[Begin Data entries]
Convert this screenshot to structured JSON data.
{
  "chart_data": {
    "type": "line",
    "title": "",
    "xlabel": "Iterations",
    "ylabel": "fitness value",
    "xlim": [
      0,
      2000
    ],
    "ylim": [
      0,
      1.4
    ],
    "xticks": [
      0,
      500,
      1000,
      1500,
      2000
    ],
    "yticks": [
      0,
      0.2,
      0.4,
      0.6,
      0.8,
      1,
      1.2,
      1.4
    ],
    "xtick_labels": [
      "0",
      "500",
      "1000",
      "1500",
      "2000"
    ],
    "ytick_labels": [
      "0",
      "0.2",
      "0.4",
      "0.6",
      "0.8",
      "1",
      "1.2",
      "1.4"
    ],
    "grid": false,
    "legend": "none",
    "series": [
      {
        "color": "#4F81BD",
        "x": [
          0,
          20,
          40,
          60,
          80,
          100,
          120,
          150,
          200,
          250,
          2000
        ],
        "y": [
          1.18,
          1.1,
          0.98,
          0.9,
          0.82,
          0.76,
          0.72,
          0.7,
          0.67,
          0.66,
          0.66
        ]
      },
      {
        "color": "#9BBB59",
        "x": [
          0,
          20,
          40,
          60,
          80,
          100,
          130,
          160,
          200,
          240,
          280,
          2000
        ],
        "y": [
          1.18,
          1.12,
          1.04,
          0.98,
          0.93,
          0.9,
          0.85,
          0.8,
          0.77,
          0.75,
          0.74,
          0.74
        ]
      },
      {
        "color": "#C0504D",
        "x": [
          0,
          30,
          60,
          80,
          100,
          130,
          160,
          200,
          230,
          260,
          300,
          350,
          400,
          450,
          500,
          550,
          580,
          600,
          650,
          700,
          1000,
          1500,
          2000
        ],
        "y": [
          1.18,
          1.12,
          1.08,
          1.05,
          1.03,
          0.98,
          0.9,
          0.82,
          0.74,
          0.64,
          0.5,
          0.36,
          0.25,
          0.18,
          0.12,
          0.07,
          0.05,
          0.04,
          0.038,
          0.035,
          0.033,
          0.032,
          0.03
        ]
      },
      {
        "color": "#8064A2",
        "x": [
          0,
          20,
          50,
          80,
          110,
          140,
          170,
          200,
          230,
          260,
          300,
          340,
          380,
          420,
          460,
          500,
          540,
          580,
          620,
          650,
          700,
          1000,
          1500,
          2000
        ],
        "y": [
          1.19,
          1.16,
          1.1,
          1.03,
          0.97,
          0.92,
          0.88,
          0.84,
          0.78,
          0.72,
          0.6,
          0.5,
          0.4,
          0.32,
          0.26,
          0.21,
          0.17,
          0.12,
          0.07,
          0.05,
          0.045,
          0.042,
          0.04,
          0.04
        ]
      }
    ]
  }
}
[End Data entries]
- **Directions**: Copy each record from above exactly, and include every line.

- **Answer for the task**:
Convert this screenshot to structured JSON data.
{
  "chart_data": {
    "type": "line",
    "title": "",
    "xlabel": "Iterations",
    "ylabel": "fitness value",
    "xlim": [
      0,
      2000
    ],
    "ylim": [
      0,
      1.4
    ],
    "xticks": [
      0,
      500,
      1000,
      1500,
      2000
    ],
    "yticks": [
      0,
      0.2,
      0.4,
      0.6,
      0.8,
      1,
      1.2,
      1.4
    ],
    "xtick_labels": [
      "0",
      "500",
      "1000",
      "1500",
      "2000"
    ],
    "ytick_labels": [
      "0",
      "0.2",
      "0.4",
      "0.6",
      "0.8",
      "1",
      "1.2",
      "1.4"
    ],
    "grid": false,
    "legend": "none",
    "series": [
      {
        "color": "#4F81BD",
        "x": [
          0,
          20,
          40,
          60,
          80,
          100,
          120,
          150,
          200,
          250,
          2000
        ],
        "y": [
          1.18,
          1.1,
          0.98,
          0.9,
          0.82,
          0.76,
          0.72,
          0.7,
          0.67,
          0.66,
          0.66
        ]
      },
      {
        "color": "#9BBB59",
        "x": [
          0,
          20,
          40,
          60,
          80,
          100,
          130,
          160,
          200,
          240,
          280,
          2000
        ],
        "y": [
          1.18,
          1.12,
          1.04,
          0.98,
          0.93,
          0.9,
          0.85,
          0.8,
          0.77,
          0.75,
          0.74,
          0.74
        ]
      },
      {
        "color": "#C0504D",
        "x": [
          0,
          30,
          60,
          80,
          100,
          130,
          160,
          200,
          230,
          260,
          300,
          350,
          400,
          450,
          500,
          550,
          580,
          600,
          650,
          700,
          1000,
          1500,
          2000
        ],
        "y": [
          1.18,
          1.12,
          1.08,
          1.05,
          1.03,
          0.98,
          0.9,
          0.82,
          0.74,
          0.64,
          0.5,
          0.36,
          0.25,
          0.18,
          0.12,
          0.07,
          0.05,
          0.04,
          0.038,
          0.035,
          0.033,
          0.032,
          0.03
        ]
      },
      {
        "color": "#8064A2",
        "x": [
          0,
          20,
          50,
          80,
          110,
          140,
          170,
          200,
          230,
          260,
          300,
          340,
          380,
          420,
          460,
          500,
          540,
          580,
          620,
          650,
          700,
          1000,
          1500,
          2000
        ],
        "y": [
          1.19,
          1.16,
          1.1,
          1.03,
          0.97,
          0.92,
          0.88,
          0.84,
          0.78,
          0.72,
          0.6,
          0.5,
          0.4,
          0.32,
          0.26,
          0.21,
          0.17,
          0.12,
          0.07,
          0.05,
          0.045,
          0.042,
          0.04,
          0.04
        ]
      }
    ]
  }
}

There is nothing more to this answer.